Entries with figure data
▼
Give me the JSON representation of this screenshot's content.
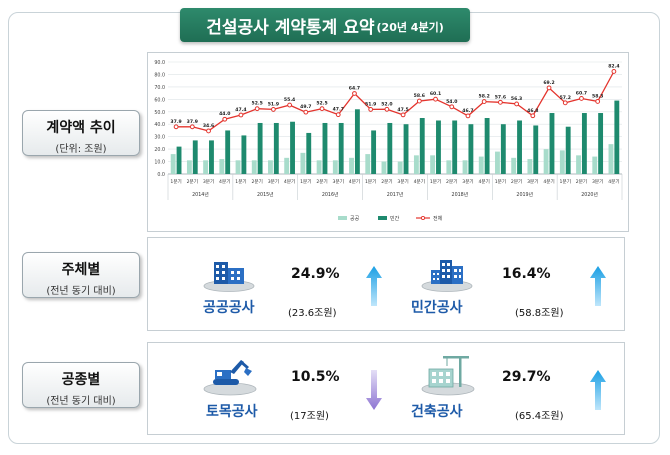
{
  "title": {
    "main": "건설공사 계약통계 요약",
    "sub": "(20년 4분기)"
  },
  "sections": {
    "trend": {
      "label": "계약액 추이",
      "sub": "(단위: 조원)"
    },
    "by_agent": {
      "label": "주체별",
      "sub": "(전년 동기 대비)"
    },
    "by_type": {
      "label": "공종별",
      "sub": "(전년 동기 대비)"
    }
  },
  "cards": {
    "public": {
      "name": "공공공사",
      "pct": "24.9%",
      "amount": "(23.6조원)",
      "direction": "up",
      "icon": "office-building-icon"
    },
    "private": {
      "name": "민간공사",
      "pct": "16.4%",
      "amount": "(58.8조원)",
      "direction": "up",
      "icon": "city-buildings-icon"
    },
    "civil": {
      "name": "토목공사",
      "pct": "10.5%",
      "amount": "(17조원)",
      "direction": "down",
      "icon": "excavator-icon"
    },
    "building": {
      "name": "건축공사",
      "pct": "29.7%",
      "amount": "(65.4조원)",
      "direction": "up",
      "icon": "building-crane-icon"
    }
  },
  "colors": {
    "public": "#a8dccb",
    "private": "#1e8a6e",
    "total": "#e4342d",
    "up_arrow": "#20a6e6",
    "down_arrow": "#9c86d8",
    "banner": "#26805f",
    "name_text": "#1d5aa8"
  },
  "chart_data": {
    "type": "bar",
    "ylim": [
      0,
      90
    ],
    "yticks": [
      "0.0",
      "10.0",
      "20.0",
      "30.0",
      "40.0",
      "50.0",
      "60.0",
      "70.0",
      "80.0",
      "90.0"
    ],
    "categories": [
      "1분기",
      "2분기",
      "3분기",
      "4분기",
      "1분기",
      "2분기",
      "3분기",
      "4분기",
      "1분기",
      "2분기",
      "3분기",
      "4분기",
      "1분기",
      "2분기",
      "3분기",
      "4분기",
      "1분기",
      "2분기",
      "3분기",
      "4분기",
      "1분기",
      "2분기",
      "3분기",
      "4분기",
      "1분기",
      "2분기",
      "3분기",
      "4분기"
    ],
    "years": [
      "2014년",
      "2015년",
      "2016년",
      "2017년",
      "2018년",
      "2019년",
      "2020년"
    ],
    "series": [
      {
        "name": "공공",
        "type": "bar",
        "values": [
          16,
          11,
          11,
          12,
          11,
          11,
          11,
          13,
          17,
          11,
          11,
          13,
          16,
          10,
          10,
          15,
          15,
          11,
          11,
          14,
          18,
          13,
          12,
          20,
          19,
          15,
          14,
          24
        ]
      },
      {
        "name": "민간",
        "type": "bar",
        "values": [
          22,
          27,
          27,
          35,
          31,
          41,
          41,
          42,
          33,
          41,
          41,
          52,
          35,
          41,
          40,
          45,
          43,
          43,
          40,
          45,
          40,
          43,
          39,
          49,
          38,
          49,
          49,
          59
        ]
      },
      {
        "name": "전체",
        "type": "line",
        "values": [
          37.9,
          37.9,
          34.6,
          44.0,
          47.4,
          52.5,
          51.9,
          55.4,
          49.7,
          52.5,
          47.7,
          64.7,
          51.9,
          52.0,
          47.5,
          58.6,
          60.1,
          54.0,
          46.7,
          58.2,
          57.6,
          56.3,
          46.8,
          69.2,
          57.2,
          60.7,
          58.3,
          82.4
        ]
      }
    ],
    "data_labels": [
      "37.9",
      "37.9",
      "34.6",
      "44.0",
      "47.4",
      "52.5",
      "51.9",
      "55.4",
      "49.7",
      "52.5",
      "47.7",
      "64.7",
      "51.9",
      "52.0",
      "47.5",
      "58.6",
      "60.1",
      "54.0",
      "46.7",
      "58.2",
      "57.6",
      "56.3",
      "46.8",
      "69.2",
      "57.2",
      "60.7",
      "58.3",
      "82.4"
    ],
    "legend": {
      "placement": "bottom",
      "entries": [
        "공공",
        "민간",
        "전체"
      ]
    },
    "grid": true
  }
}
▲
▼
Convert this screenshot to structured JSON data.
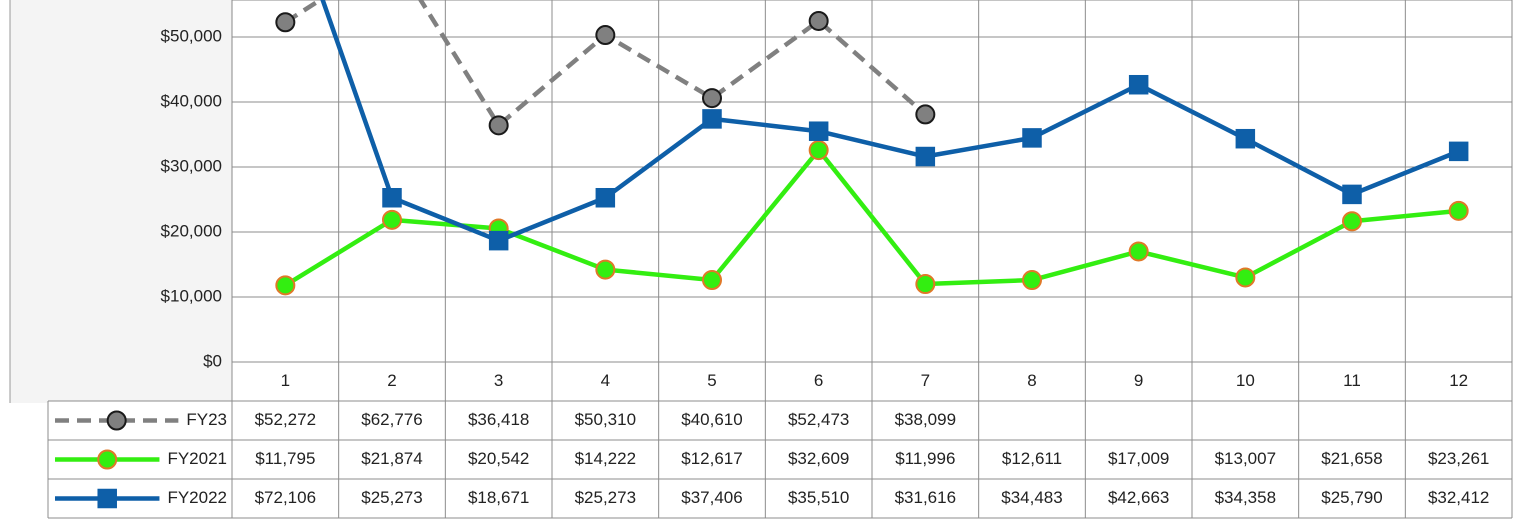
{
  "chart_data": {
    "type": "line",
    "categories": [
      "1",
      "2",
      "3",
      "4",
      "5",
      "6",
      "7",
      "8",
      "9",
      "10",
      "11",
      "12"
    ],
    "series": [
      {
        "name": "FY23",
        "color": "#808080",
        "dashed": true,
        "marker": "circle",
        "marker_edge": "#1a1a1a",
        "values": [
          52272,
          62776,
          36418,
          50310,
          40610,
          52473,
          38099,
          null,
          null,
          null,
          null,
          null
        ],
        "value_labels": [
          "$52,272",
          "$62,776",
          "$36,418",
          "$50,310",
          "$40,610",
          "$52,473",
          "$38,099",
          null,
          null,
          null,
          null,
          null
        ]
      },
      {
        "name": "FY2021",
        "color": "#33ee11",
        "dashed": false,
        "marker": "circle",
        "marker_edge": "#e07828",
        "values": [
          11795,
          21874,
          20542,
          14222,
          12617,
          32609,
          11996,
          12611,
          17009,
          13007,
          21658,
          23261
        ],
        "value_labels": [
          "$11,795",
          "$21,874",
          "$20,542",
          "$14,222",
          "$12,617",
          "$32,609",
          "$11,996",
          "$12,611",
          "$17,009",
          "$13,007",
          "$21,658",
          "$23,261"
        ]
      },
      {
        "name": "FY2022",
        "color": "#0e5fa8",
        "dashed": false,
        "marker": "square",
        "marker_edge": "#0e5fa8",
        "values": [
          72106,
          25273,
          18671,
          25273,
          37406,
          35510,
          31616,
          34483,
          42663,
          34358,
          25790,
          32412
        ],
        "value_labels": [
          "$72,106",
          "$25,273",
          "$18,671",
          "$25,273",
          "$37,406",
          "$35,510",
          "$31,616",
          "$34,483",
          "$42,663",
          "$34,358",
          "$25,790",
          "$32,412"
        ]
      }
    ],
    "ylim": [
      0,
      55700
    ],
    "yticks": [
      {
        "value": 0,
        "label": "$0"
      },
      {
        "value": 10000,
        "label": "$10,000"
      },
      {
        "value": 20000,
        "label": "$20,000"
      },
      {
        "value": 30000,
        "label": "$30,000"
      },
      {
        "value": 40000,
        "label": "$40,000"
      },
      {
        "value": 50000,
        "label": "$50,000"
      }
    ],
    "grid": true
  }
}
▲
▼
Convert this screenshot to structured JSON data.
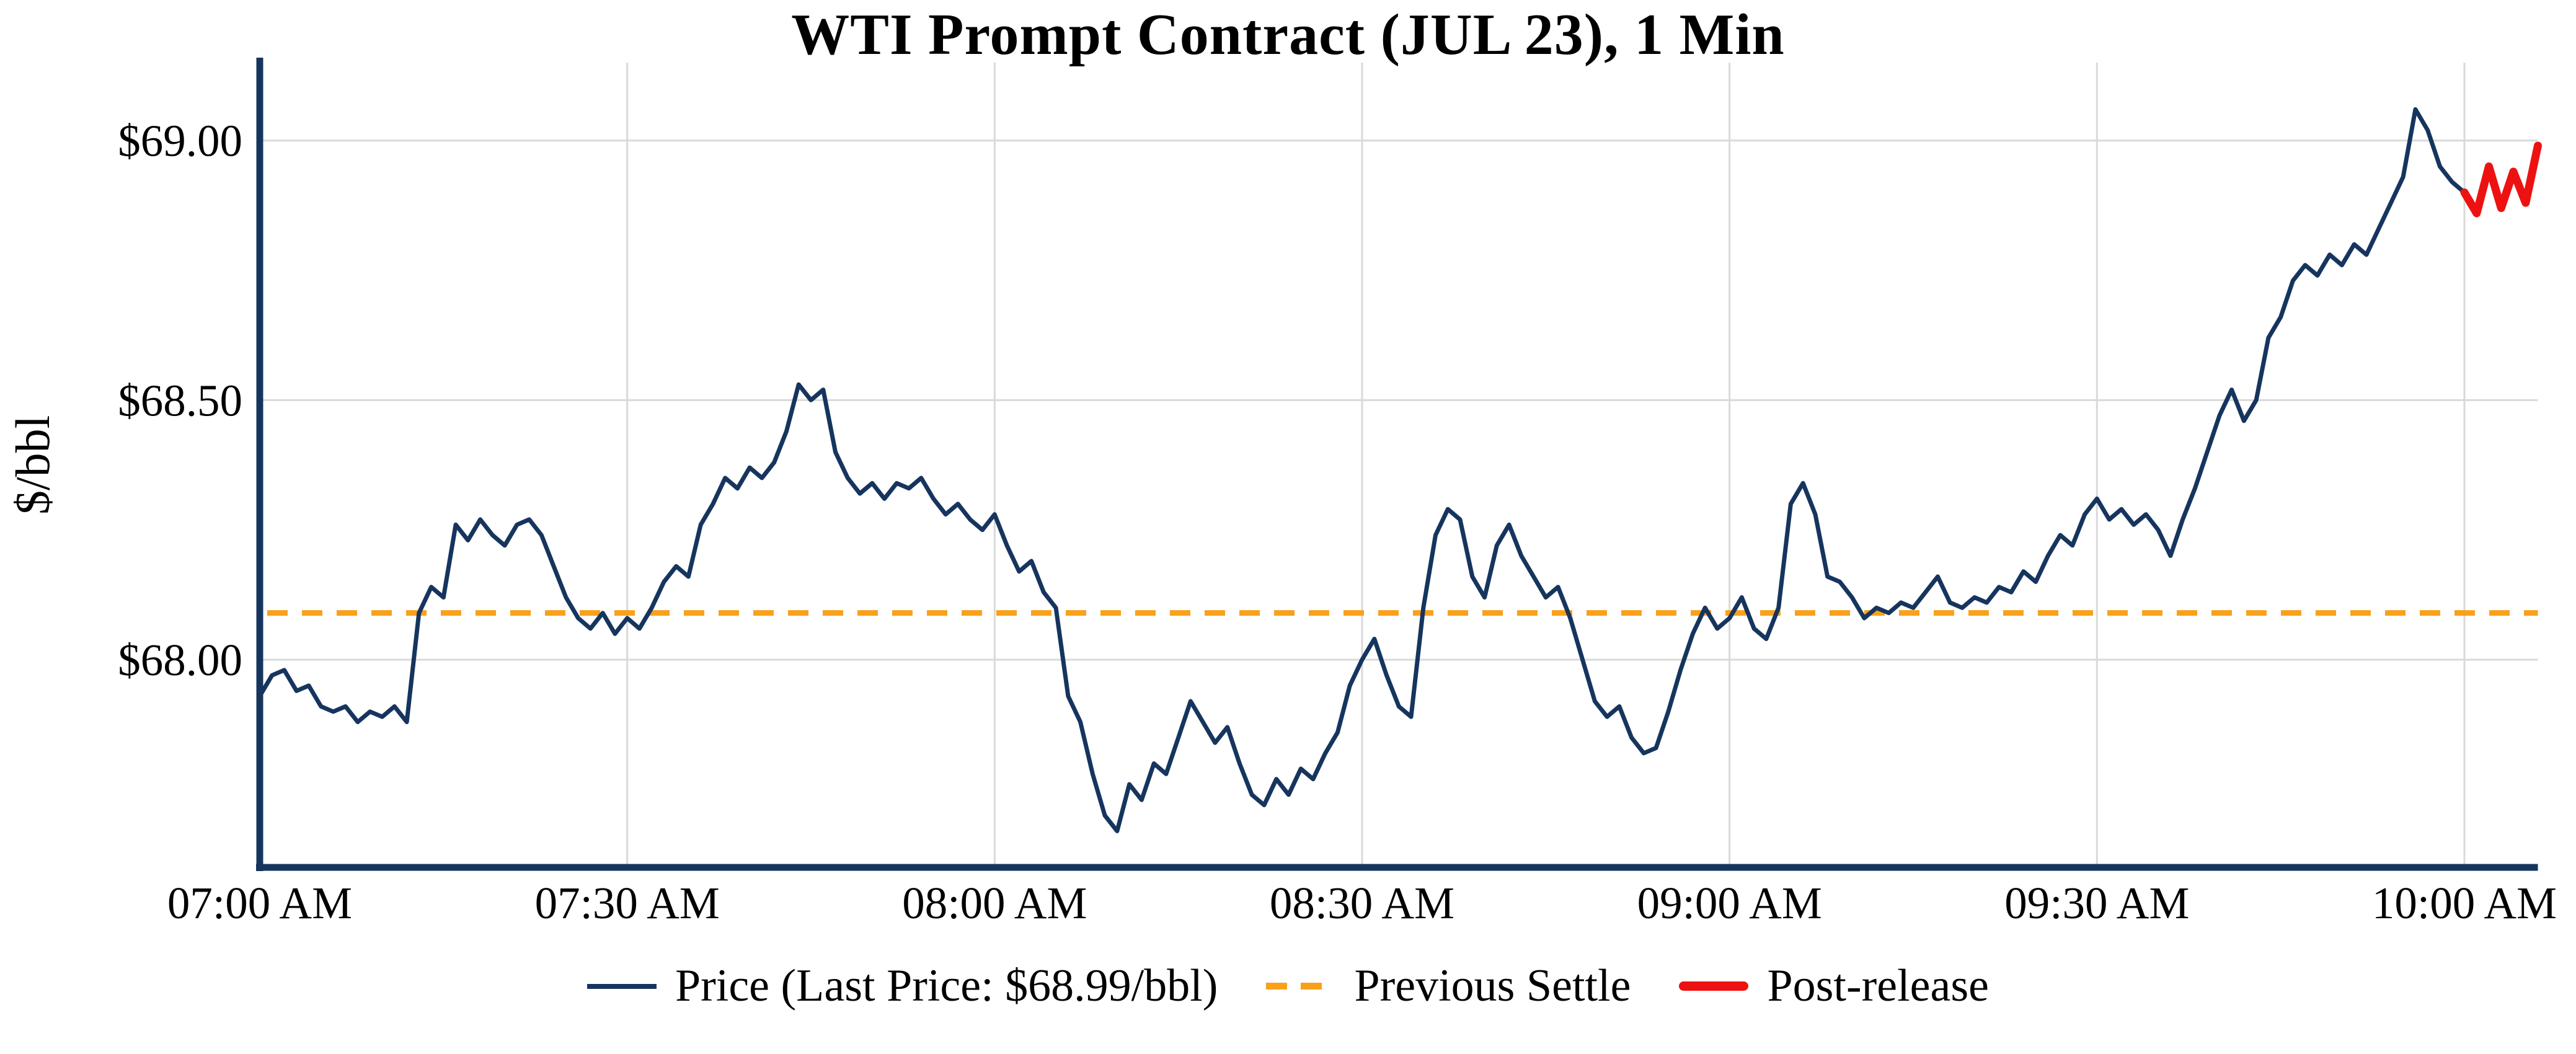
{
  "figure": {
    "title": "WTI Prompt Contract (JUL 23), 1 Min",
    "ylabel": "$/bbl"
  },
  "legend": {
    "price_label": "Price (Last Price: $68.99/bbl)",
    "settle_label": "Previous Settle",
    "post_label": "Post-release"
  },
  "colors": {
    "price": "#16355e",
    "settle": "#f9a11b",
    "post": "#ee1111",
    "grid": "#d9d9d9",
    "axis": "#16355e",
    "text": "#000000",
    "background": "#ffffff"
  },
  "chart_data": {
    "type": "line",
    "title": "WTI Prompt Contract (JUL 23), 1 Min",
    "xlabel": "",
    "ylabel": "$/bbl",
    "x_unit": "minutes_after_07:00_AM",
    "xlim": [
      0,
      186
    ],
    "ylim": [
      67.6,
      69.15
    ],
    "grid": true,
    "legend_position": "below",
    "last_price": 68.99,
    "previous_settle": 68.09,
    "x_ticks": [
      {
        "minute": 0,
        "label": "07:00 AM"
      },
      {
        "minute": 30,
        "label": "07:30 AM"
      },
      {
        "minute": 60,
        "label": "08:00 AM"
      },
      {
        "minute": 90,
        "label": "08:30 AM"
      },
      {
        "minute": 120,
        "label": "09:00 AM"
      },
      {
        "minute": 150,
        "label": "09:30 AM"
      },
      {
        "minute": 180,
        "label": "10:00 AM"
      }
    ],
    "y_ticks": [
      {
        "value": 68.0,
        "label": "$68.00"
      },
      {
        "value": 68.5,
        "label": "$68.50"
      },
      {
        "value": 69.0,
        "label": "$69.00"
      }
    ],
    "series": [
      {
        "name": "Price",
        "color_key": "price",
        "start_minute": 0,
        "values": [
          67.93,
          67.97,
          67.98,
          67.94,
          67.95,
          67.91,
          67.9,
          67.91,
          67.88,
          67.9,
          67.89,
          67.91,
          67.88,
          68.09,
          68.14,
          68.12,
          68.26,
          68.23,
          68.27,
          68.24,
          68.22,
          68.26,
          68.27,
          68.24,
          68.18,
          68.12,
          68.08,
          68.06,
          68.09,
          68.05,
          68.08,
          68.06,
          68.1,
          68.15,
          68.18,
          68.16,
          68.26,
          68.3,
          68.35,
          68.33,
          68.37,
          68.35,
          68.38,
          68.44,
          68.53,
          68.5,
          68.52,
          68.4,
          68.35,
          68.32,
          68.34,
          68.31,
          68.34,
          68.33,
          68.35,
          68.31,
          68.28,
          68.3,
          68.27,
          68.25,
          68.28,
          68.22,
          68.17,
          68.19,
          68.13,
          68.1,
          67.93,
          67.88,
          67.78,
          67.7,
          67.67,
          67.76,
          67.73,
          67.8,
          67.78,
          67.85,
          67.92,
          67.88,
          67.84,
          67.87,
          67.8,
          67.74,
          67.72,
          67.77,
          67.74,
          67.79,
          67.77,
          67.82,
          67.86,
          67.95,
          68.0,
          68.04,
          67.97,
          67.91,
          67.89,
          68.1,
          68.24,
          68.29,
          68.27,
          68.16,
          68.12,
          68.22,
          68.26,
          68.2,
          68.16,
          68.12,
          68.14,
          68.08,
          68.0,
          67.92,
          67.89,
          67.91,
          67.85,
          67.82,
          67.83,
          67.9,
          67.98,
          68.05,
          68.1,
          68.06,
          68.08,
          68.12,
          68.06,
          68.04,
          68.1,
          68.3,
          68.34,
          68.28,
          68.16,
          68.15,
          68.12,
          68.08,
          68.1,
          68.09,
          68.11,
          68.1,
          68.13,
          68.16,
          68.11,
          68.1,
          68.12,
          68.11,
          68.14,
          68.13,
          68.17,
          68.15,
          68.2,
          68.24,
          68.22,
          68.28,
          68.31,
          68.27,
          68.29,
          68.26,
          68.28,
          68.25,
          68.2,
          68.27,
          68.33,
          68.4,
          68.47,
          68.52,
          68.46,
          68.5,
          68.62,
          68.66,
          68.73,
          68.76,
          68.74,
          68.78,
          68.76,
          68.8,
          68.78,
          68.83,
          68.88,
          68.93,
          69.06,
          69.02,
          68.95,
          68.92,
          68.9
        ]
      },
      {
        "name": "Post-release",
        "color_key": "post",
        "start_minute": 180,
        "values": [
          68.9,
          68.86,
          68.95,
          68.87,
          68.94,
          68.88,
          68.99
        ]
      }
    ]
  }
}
▲
- [Exercise details] Every line containing the string "amount" must be listed.

- [Solved exercise]
      "amount": "(23.6조원)",
      "amount": "(58.8조원)",
      "amount": "(17조원)",
      "amount": "(65.4조원)",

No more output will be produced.